* STATED TASK
Give every line from the entries that contains "front".

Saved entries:
[start]

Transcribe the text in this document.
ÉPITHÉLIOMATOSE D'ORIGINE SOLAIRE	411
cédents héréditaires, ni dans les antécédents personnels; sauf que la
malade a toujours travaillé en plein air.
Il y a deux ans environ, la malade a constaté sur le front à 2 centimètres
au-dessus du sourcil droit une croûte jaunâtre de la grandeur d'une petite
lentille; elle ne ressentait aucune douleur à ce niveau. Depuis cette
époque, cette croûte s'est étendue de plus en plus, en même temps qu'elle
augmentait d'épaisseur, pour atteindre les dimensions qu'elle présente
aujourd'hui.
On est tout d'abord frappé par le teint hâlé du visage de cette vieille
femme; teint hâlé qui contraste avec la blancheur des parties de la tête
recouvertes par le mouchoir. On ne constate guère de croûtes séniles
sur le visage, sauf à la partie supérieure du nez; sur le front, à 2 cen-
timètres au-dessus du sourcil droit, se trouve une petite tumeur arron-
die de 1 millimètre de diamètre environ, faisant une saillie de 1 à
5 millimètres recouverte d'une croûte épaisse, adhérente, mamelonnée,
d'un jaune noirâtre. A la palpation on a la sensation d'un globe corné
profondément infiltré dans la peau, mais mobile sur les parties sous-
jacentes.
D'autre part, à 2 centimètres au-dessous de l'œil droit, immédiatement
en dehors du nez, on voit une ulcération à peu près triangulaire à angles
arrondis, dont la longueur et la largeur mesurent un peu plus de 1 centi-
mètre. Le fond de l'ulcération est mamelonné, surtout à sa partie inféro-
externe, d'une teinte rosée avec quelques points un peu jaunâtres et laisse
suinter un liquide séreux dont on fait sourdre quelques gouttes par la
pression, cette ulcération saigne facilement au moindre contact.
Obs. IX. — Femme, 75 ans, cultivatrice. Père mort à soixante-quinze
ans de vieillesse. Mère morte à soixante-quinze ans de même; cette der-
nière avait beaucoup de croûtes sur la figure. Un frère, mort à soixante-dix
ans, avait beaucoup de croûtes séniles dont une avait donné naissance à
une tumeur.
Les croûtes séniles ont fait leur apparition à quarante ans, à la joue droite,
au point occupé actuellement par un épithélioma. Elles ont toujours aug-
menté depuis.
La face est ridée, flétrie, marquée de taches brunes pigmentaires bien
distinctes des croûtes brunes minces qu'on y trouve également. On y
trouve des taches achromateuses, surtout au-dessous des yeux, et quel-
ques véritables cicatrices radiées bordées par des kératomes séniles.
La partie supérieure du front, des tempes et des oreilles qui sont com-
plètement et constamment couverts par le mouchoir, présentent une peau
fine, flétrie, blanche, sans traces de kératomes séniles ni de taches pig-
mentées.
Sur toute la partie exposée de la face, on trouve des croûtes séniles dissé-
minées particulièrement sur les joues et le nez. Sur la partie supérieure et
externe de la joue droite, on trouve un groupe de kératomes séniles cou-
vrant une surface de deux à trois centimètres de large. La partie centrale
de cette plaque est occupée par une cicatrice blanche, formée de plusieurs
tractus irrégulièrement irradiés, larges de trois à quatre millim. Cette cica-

[end]

* OUTPUT FOR THIS TASK
Il y a deux ans environ, la malade a constaté sur le front à 2 centimètres
sur le visage, sauf à la partie supérieure du nez; sur le front, à 2 cen-
La partie supérieure du front, des tempes et des oreilles qui sont com-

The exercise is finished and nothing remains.